begin SUPPLIED DATA

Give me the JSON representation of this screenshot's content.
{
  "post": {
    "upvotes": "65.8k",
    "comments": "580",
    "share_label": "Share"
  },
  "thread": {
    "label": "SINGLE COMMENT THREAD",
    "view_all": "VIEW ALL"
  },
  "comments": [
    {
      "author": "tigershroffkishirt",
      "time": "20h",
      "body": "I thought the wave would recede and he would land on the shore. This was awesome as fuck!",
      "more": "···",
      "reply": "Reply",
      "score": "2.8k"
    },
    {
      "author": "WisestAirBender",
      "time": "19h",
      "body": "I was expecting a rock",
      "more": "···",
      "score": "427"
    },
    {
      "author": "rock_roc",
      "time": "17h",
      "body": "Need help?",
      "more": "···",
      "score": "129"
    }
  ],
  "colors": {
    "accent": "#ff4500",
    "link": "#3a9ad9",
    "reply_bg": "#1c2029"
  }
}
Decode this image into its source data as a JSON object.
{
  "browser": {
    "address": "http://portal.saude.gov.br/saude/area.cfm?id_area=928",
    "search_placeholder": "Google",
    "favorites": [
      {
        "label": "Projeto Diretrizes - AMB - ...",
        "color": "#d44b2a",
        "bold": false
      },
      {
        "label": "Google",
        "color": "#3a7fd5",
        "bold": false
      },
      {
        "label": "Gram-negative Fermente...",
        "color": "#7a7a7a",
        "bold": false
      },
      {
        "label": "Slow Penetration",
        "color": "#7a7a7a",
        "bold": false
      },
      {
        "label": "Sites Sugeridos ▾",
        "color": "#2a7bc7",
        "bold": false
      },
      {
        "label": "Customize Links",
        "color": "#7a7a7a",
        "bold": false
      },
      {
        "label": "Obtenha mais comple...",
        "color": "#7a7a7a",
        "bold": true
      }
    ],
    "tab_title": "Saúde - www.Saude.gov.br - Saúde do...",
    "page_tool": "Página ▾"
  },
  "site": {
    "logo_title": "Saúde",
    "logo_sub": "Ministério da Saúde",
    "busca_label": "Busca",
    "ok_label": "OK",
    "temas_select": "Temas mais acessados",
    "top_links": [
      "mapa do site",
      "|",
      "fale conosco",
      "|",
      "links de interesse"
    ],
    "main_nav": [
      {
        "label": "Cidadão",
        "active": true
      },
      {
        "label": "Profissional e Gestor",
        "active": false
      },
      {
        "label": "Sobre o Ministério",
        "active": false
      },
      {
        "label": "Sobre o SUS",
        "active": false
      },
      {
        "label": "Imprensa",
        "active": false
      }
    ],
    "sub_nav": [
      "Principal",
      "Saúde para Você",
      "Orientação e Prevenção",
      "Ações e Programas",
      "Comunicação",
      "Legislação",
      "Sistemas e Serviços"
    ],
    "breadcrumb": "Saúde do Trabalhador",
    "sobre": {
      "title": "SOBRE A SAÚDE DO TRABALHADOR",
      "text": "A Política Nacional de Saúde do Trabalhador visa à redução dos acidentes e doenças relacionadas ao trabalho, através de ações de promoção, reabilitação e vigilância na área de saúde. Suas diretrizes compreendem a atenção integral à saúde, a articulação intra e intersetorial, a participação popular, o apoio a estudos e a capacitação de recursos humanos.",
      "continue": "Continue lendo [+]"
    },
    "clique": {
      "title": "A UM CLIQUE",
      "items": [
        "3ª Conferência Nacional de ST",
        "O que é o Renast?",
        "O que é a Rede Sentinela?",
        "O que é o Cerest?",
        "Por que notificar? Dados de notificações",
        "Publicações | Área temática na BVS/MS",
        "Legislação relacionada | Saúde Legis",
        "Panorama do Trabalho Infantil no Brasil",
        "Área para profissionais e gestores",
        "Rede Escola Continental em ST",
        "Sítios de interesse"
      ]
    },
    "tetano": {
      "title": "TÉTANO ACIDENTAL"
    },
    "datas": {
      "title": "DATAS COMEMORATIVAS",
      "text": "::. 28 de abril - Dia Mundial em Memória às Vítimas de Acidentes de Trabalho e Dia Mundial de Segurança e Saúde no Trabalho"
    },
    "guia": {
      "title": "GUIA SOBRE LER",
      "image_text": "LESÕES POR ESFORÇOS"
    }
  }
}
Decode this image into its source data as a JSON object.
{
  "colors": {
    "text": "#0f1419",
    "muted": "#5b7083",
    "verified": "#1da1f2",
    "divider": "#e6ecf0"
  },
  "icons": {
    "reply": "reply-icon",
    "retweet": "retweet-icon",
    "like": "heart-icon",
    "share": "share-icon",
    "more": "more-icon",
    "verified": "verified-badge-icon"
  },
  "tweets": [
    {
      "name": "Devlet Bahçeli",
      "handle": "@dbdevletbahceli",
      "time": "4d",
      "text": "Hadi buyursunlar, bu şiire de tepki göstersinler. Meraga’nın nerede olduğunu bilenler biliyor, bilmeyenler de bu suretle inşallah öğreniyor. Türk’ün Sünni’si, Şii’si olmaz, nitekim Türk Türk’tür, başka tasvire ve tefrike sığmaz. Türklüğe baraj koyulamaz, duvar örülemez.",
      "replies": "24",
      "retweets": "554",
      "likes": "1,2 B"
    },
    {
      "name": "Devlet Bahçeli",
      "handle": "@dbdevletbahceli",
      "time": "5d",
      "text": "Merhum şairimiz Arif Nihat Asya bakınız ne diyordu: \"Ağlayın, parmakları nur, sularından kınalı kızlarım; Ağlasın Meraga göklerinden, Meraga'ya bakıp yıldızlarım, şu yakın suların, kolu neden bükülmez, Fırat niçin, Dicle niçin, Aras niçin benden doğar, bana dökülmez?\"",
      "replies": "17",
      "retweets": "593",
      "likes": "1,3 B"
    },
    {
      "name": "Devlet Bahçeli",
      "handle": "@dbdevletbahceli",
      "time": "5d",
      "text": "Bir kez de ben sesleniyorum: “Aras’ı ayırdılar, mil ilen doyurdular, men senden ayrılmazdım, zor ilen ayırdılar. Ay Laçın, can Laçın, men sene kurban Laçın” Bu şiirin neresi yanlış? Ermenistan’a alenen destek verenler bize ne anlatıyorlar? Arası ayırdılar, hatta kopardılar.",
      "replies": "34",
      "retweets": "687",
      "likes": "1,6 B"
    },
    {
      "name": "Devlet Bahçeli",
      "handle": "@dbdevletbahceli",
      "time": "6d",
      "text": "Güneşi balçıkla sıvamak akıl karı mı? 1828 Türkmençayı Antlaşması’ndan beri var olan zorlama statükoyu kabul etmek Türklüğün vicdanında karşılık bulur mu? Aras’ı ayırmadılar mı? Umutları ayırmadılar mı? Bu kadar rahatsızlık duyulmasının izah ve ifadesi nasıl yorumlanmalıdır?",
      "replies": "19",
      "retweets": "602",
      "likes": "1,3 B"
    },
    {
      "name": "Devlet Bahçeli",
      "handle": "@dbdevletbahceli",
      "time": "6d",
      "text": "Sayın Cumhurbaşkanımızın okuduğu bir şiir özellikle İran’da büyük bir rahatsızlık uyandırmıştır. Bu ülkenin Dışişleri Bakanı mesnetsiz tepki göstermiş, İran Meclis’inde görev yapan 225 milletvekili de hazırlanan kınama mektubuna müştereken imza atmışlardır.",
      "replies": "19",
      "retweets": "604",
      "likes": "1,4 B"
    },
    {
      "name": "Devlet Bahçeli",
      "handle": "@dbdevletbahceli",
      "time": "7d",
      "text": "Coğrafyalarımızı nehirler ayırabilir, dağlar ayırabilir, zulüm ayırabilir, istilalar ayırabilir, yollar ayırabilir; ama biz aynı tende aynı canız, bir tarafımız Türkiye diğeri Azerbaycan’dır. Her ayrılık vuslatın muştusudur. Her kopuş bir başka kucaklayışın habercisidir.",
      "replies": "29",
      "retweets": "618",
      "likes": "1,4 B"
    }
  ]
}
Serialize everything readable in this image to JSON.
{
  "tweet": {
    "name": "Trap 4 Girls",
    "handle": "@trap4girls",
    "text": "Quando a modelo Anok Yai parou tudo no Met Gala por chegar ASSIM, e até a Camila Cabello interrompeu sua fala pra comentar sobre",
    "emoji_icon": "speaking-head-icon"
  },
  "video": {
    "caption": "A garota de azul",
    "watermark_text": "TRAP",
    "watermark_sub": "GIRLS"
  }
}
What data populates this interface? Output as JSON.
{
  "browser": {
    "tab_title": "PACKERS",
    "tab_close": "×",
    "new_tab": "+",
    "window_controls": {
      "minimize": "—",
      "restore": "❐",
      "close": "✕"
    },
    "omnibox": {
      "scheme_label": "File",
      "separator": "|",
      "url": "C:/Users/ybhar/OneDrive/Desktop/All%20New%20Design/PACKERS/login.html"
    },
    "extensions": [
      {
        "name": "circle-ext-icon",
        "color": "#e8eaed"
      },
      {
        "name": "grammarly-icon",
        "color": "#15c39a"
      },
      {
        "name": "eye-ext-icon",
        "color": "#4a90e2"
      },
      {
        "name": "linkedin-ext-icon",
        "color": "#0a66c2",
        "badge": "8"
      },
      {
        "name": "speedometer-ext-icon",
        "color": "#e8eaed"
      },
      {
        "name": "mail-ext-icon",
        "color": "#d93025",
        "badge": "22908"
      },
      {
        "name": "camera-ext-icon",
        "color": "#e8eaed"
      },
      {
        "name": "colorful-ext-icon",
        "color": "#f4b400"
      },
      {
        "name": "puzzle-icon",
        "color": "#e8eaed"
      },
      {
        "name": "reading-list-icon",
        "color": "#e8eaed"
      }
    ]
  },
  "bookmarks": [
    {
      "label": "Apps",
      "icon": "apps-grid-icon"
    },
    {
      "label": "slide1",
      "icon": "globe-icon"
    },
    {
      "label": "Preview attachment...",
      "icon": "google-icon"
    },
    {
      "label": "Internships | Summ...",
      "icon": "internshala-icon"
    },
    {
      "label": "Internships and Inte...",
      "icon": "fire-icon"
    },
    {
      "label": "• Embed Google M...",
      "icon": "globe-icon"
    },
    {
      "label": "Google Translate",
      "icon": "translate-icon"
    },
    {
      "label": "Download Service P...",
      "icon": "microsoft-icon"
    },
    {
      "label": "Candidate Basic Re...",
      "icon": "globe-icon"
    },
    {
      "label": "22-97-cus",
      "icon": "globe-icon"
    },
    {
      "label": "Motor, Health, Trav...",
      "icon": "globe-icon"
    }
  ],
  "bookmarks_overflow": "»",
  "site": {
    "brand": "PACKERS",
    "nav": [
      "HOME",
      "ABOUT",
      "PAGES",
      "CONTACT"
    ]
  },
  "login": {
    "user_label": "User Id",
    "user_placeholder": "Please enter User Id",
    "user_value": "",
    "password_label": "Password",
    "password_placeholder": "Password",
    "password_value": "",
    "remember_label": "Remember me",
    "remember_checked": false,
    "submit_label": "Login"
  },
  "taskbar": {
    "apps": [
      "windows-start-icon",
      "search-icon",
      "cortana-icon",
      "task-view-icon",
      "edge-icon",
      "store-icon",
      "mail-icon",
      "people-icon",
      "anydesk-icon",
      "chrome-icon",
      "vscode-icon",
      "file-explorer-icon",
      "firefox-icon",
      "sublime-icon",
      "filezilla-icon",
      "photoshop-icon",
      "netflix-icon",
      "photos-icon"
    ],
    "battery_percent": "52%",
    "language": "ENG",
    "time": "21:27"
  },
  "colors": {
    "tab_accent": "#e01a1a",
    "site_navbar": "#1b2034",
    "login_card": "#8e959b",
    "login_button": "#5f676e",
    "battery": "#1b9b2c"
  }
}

end SUPPLIED DATA

● REQUIREMENT
How many lines of the data hold the string "mais"? Reply with the number alone.

● WORKED ANSWER
2